[A block of data]
--

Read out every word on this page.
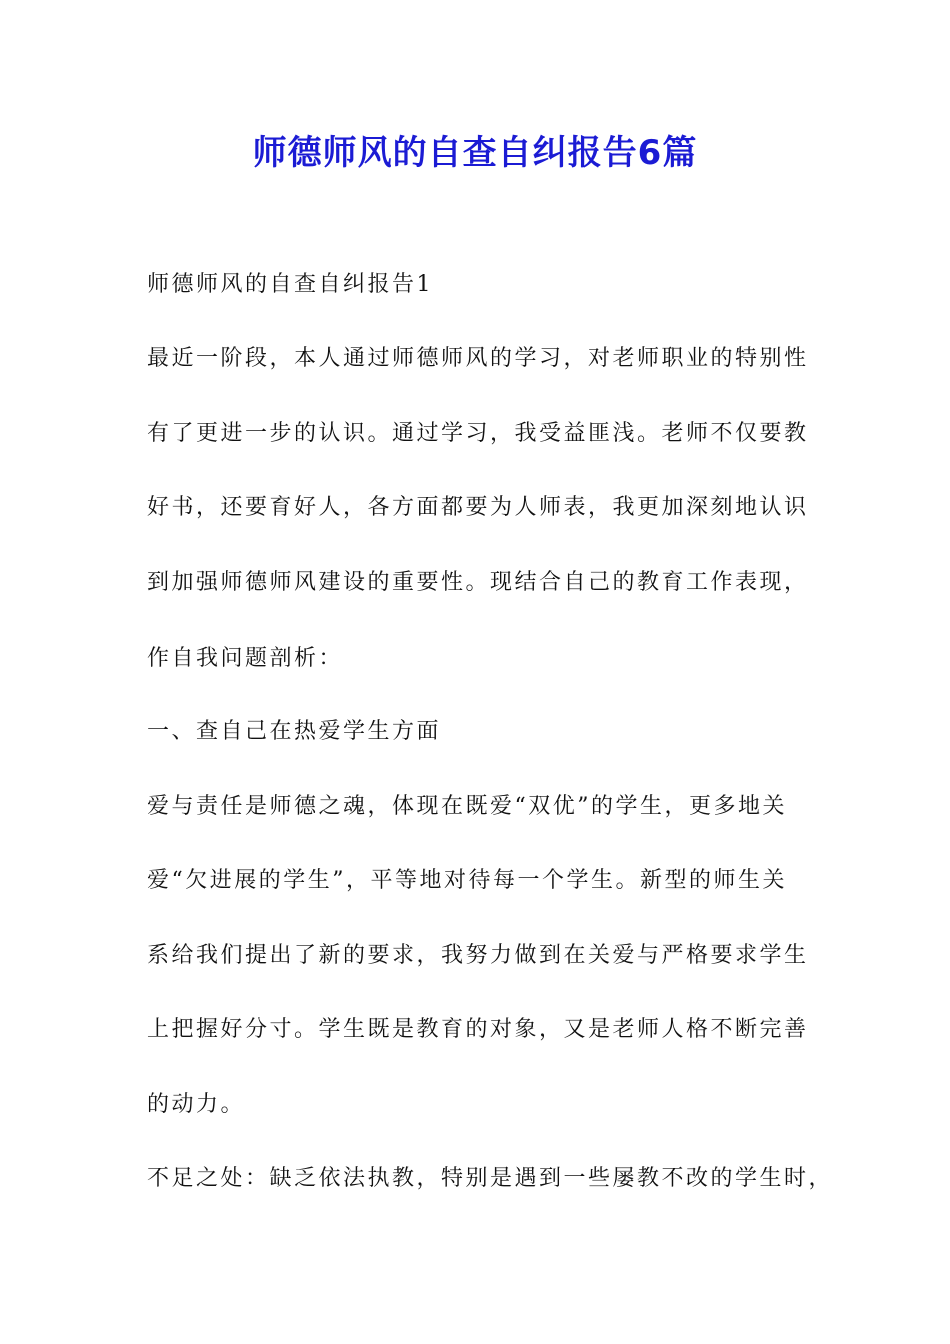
师德师风的自查自纠报告6篇

师德师风的自查自纠报告1

最近一阶段，本人通过师德师风的学习，对老师职业的特别性

有了更进一步的认识。通过学习，我受益匪浅。老师不仅要教

好书，还要育好人，各方面都要为人师表，我更加深刻地认识

到加强师德师风建设的重要性。现结合自己的教育工作表现，

作自我问题剖析：

一、查自己在热爱学生方面

爱与责任是师德之魂，体现在既爱“双优”的学生，更多地关

爱“欠进展的学生”，平等地对待每一个学生。新型的师生关

系给我们提出了新的要求，我努力做到在关爱与严格要求学生

上把握好分寸。学生既是教育的对象，又是老师人格不断完善

的动力。

不足之处：缺乏依法执教，特别是遇到一些屡教不改的学生时，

--

§ PROMPT: Leave out the pictures and copy everything else in the records word for word.

§ SOLUTION:
Read out every word on this page.
师德师风的自查自纠报告6篇

师德师风的自查自纠报告1

最近一阶段，本人通过师德师风的学习，对老师职业的特别性

有了更进一步的认识。通过学习，我受益匪浅。老师不仅要教

好书，还要育好人，各方面都要为人师表，我更加深刻地认识

到加强师德师风建设的重要性。现结合自己的教育工作表现，

作自我问题剖析：

一、查自己在热爱学生方面

爱与责任是师德之魂，体现在既爱“双优”的学生，更多地关

爱“欠进展的学生”，平等地对待每一个学生。新型的师生关

系给我们提出了新的要求，我努力做到在关爱与严格要求学生

上把握好分寸。学生既是教育的对象，又是老师人格不断完善

的动力。

不足之处：缺乏依法执教，特别是遇到一些屡教不改的学生时，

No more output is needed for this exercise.